Lines of data:
╭──
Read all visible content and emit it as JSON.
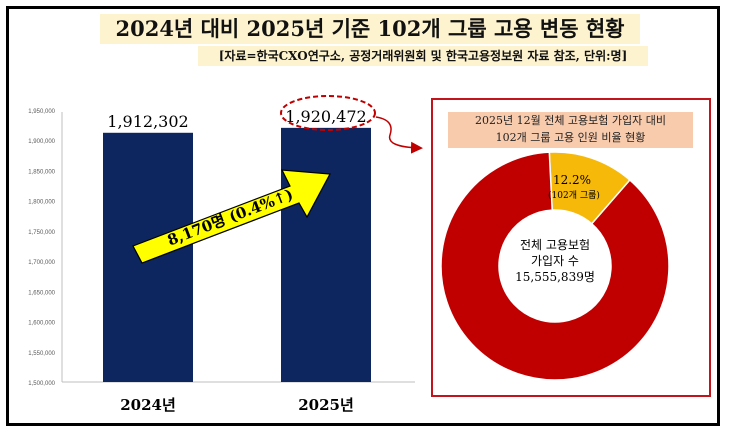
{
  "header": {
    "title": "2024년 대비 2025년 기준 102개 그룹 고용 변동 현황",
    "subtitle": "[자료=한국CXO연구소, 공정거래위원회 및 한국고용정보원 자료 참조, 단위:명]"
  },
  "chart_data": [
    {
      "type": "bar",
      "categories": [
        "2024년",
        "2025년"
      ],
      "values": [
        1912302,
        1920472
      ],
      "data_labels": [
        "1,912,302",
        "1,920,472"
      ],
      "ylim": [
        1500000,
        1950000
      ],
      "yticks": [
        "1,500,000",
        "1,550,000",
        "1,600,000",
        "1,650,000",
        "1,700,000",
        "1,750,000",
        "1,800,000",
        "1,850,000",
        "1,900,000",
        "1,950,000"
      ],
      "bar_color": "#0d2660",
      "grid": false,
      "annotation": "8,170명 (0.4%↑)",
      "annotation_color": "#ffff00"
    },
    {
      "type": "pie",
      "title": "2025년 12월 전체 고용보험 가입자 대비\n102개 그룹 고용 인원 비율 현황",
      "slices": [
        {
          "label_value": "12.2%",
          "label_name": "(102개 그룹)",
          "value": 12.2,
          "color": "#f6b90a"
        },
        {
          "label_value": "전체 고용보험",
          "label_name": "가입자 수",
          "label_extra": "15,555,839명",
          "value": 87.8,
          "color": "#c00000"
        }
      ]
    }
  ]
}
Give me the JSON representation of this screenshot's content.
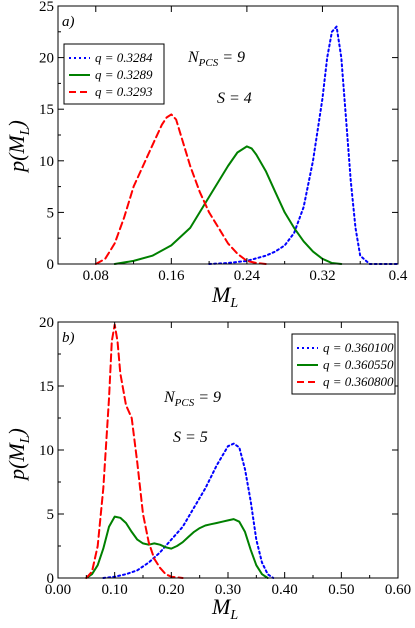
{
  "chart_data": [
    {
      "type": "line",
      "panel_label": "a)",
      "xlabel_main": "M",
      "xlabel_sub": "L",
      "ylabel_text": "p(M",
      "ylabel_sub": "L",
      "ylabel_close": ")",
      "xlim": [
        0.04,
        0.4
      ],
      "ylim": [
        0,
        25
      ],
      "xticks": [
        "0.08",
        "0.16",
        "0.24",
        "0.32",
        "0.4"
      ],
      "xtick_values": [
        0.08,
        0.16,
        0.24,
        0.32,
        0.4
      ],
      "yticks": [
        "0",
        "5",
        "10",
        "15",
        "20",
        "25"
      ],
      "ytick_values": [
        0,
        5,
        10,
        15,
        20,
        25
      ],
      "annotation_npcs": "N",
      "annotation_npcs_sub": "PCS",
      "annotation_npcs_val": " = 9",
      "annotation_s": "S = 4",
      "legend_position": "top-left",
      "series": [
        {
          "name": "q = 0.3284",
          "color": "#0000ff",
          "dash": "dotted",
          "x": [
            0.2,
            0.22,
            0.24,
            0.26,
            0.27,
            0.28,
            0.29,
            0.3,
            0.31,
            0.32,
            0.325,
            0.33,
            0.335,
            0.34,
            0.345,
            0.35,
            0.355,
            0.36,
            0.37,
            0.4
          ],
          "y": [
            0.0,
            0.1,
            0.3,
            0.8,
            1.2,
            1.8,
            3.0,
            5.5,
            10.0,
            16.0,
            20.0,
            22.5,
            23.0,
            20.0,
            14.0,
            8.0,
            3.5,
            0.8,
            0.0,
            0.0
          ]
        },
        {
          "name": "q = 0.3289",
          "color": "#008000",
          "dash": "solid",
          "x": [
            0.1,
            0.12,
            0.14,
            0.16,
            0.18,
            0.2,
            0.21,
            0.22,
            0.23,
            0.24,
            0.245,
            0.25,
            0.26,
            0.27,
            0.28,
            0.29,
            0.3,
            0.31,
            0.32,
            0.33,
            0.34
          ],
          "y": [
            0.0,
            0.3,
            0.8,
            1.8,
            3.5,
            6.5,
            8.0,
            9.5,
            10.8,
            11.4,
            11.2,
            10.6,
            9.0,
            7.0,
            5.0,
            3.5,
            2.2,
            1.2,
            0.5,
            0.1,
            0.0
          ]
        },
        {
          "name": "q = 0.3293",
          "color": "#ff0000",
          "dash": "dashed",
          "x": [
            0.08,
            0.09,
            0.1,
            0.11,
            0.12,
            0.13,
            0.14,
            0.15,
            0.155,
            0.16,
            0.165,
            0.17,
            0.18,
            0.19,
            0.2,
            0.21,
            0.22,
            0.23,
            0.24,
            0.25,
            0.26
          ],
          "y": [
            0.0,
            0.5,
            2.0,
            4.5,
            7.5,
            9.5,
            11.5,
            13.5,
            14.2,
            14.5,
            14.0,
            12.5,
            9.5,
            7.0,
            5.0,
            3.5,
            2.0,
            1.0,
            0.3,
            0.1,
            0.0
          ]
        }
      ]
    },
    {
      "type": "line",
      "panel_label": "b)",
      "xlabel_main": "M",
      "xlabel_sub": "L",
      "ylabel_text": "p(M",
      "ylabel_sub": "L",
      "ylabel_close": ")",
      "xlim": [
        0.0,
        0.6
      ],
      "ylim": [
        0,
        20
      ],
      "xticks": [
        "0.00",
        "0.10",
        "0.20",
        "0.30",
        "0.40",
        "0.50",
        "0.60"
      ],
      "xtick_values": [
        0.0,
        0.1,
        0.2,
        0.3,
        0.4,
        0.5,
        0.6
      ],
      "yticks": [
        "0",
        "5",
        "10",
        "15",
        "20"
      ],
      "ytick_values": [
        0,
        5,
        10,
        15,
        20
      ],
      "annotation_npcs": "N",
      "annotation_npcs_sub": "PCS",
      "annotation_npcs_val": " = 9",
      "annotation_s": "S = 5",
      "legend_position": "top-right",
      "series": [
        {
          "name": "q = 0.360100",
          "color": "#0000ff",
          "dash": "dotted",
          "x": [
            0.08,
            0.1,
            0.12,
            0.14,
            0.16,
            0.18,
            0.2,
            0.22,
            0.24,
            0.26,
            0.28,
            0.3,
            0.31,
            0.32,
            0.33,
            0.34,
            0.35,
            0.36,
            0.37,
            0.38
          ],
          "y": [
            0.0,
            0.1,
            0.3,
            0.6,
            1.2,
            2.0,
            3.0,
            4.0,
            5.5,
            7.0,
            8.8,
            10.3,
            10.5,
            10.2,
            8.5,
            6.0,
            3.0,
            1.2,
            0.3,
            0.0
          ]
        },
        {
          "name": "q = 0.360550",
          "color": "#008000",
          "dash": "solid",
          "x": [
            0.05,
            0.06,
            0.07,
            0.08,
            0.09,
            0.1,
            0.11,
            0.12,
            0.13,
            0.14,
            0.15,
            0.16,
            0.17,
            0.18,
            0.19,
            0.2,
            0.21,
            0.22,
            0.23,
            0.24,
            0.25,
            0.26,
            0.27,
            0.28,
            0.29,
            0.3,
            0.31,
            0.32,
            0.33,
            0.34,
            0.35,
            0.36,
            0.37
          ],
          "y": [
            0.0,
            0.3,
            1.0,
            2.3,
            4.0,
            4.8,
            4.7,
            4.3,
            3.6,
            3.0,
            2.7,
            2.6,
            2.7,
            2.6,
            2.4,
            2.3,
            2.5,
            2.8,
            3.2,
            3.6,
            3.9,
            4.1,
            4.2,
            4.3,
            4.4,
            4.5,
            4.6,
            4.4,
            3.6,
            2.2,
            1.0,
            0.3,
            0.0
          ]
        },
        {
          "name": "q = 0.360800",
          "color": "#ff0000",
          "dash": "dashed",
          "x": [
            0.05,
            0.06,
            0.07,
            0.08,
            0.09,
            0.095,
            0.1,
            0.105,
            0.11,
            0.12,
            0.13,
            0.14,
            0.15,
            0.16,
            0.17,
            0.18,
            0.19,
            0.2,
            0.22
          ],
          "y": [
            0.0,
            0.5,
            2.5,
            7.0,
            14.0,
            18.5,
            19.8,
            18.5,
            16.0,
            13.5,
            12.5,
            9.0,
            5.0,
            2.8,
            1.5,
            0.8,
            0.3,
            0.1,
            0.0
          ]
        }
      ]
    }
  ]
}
╰──
§ TASK DESCRIPTION
Gather all lines with the string "JSON" from the data.

§ THE RESULT
Read all visible content and emit it as JSON.
Give me the JSON representation of this screenshot's content.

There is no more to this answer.